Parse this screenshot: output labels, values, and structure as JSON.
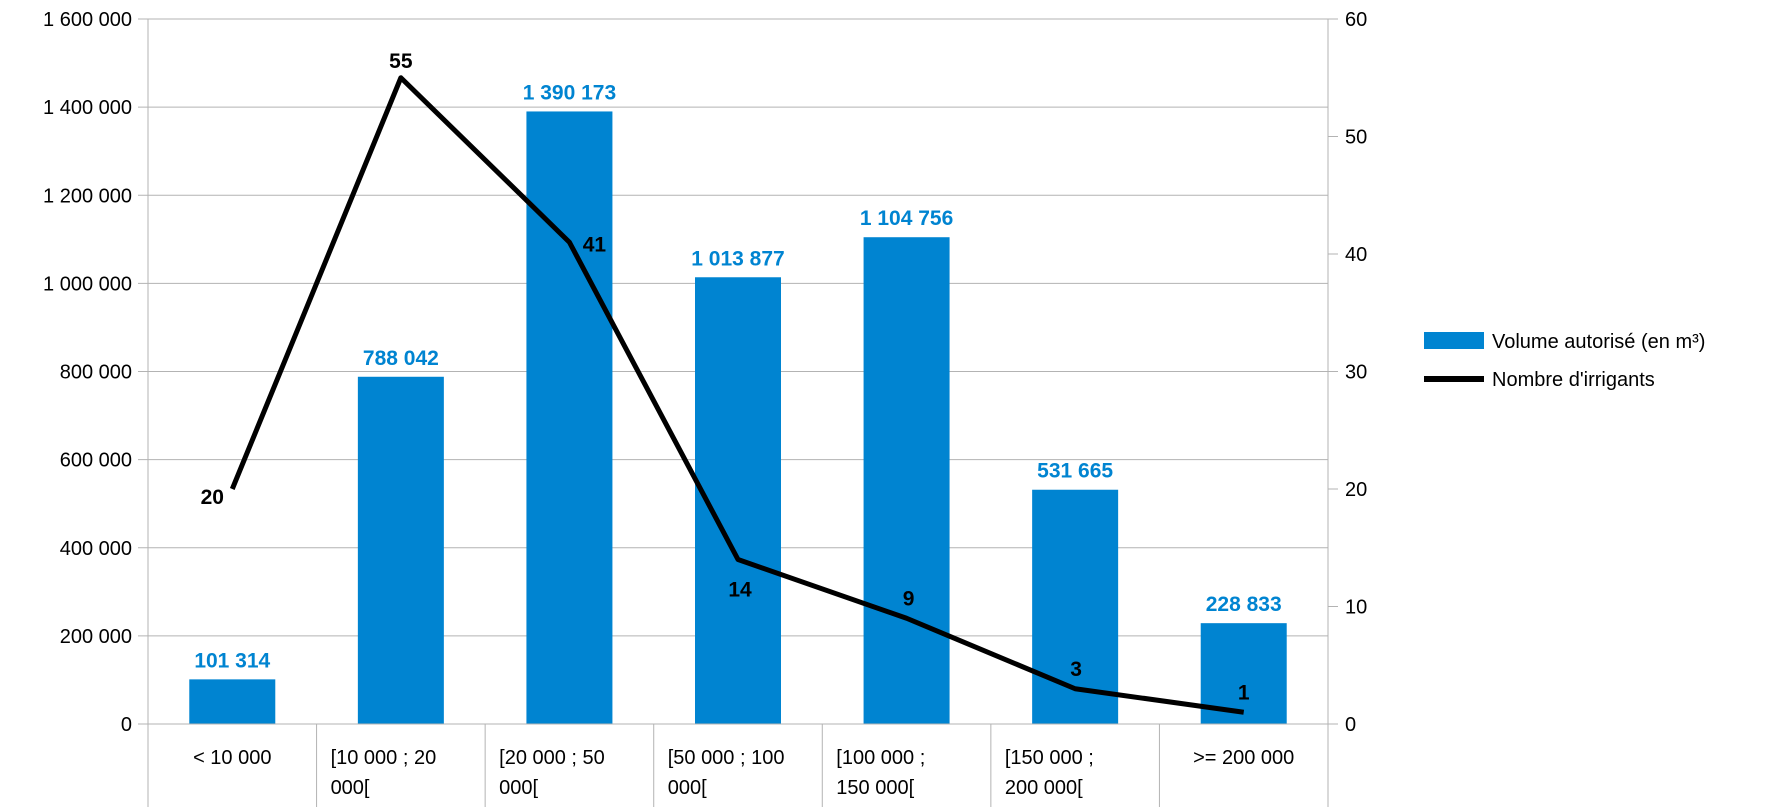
{
  "colors": {
    "bar": "#0084d1",
    "line": "#000000",
    "grid": "#b3b3b3"
  },
  "chart_data": {
    "type": "bar",
    "categories": [
      [
        "< 10 000"
      ],
      [
        "[10 000 ; 20",
        "000["
      ],
      [
        "[20 000 ; 50",
        "000["
      ],
      [
        "[50 000 ; 100",
        "000["
      ],
      [
        "[100 000 ;",
        "150 000["
      ],
      [
        "[150 000 ;",
        "200 000["
      ],
      [
        ">= 200 000"
      ]
    ],
    "series": [
      {
        "name": "Volume autorisé (en m³)",
        "type": "bar",
        "axis": "left",
        "values": [
          101314,
          788042,
          1390173,
          1013877,
          1104756,
          531665,
          228833
        ],
        "labels": [
          "101 314",
          "788 042",
          "1 390 173",
          "1 013 877",
          "1 104 756",
          "531 665",
          "228 833"
        ]
      },
      {
        "name": "Nombre d'irrigants",
        "type": "line",
        "axis": "right",
        "values": [
          20,
          55,
          41,
          14,
          9,
          3,
          1
        ],
        "labels": [
          "20",
          "55",
          "41",
          "14",
          "9",
          "3",
          "1"
        ]
      }
    ],
    "y_left": {
      "range": [
        0,
        1600000
      ],
      "ticks": [
        0,
        200000,
        400000,
        600000,
        800000,
        1000000,
        1200000,
        1400000,
        1600000
      ],
      "tick_labels": [
        "0",
        "200 000",
        "400 000",
        "600 000",
        "800 000",
        "1 000 000",
        "1 200 000",
        "1 400 000",
        "1 600 000"
      ]
    },
    "y_right": {
      "range": [
        0,
        60
      ],
      "ticks": [
        0,
        10,
        20,
        30,
        40,
        50,
        60
      ],
      "tick_labels": [
        "0",
        "10",
        "20",
        "30",
        "40",
        "50",
        "60"
      ]
    },
    "grid": true,
    "legend": "right"
  }
}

-- -- --

_EXERCISE DETAILS_. Restate the listing above word for word, and skip the pictures.

_ANSWER TO THIS PROBLEM_.
Parse this screenshot: output labels, values, and structure as JSON.
{
  "colors": {
    "bar": "#0084d1",
    "line": "#000000",
    "grid": "#b3b3b3"
  },
  "chart_data": {
    "type": "bar",
    "categories": [
      [
        "< 10 000"
      ],
      [
        "[10 000 ; 20",
        "000["
      ],
      [
        "[20 000 ; 50",
        "000["
      ],
      [
        "[50 000 ; 100",
        "000["
      ],
      [
        "[100 000 ;",
        "150 000["
      ],
      [
        "[150 000 ;",
        "200 000["
      ],
      [
        ">= 200 000"
      ]
    ],
    "series": [
      {
        "name": "Volume autorisé (en m³)",
        "type": "bar",
        "axis": "left",
        "values": [
          101314,
          788042,
          1390173,
          1013877,
          1104756,
          531665,
          228833
        ],
        "labels": [
          "101 314",
          "788 042",
          "1 390 173",
          "1 013 877",
          "1 104 756",
          "531 665",
          "228 833"
        ]
      },
      {
        "name": "Nombre d'irrigants",
        "type": "line",
        "axis": "right",
        "values": [
          20,
          55,
          41,
          14,
          9,
          3,
          1
        ],
        "labels": [
          "20",
          "55",
          "41",
          "14",
          "9",
          "3",
          "1"
        ]
      }
    ],
    "y_left": {
      "range": [
        0,
        1600000
      ],
      "ticks": [
        0,
        200000,
        400000,
        600000,
        800000,
        1000000,
        1200000,
        1400000,
        1600000
      ],
      "tick_labels": [
        "0",
        "200 000",
        "400 000",
        "600 000",
        "800 000",
        "1 000 000",
        "1 200 000",
        "1 400 000",
        "1 600 000"
      ]
    },
    "y_right": {
      "range": [
        0,
        60
      ],
      "ticks": [
        0,
        10,
        20,
        30,
        40,
        50,
        60
      ],
      "tick_labels": [
        "0",
        "10",
        "20",
        "30",
        "40",
        "50",
        "60"
      ]
    },
    "grid": true,
    "legend": "right"
  }
}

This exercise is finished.